American engineering professor (born 1964)

Yurii Vlasov (born 1964) is a John Bardeen Endowed Chair in Electrical and Computer Engineering and Physics at the University of Illinois Urbana–Champaign (UIUC).

Vlasov earned his M.S. University of St.-Petersburg, Russia in 1988 and Ph.D. from the Ioffe Institute of Physics and Technology, St.-Petersburg, Russia in 1995.

Prior to joining UIUC in 2016, Vlasov held various positions at the IBM T. J. Watson Research Center. In 2001-2015 he led company-wide efforts in integrated silicon nanophotonics and more recently in neuromorphic computing architectures.

Vlasov is a scholar of nanophotonics and an industrial engineer. He led the transition from basic scientific knowledge about nanophotonics (TRL level 1–2) to real-world manufacturable (TRL level 8–9) silicon nanophotonics technology.

The CMOS9WG
technology developed under the leadership of Vlasov at IBM and lately deployed at GlobalFoundries is enabling high-performance optical connectivity in supercomputers, data centers, metro, and long-haul communications, while significantly reducing cost and maximizing energy efficiency.

**Work instruction 1:**
In the passage on Yurii Vlasov, rewrite the part starting at "Yurii Vlasov (born" and ending at "Illinois Urbana–Champaign (UIUC).", changing "Physics" to "Materials Science".
**Work instruction 2:**
Answer these questions from the passage on Yurii Vlasov:
(a) In what year did Vlasov earn his Ph.D.?
(b) In what year did he join UIUC?
(c) Where was the CMOS9WG technology lately deployed?
**Work instruction 3:**
Does each statement agree with the passage on Yurii Vlasov? Answer yes or no, and quote the words that decide it.
(a) Vlasov earned his M.S. from the Ioffe Institute of Physics and Technology.
(b) At IBM, Vlasov led efforts in neuromorphic computing architectures.
(c) The CMOS9WG technology raises cost in exchange for higher performance.

**Provided data:**
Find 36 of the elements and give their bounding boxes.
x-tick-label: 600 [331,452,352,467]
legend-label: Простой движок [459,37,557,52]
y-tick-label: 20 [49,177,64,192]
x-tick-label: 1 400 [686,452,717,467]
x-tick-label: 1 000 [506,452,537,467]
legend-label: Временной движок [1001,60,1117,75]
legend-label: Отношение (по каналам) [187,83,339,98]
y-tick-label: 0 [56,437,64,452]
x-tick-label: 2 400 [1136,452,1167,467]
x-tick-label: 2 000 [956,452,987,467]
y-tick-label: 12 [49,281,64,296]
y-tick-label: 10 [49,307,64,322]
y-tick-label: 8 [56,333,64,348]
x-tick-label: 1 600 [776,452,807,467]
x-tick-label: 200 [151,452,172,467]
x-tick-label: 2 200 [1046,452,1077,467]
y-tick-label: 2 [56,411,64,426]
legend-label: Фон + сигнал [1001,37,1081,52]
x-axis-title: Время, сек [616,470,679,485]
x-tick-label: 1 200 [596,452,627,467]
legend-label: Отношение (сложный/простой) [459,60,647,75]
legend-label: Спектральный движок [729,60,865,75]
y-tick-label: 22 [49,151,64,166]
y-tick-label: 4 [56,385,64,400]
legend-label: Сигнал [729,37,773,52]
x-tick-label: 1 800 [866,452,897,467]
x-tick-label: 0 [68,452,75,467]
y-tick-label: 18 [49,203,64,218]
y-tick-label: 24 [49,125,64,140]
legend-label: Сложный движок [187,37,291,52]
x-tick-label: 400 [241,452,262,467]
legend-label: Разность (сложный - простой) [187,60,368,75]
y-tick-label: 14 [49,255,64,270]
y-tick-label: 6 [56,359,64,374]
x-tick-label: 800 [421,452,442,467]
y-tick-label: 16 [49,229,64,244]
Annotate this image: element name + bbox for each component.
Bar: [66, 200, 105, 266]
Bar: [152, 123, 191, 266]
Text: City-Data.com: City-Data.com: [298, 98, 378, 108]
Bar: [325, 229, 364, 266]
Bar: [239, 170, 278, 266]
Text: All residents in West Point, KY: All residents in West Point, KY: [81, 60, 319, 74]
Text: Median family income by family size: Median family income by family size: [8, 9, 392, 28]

**Written response 1:**
Yurii Vlasov (born 1964) is a John Bardeen Endowed Chair in Electrical and Computer Engineering and Materials Science at the University of Illinois Urbana–Champaign (UIUC).

**Written response 2:**
(a) 1995
(b) 2016
(c) GlobalFoundries

**Written response 3:**
(a) No: "Vlasov earned his M.S. University of St.-Petersburg, Russia in 1988"
(b) Yes: "and more recently in neuromorphic computing architectures"
(c) No: "while significantly reducing cost and maximizing energy efficiency"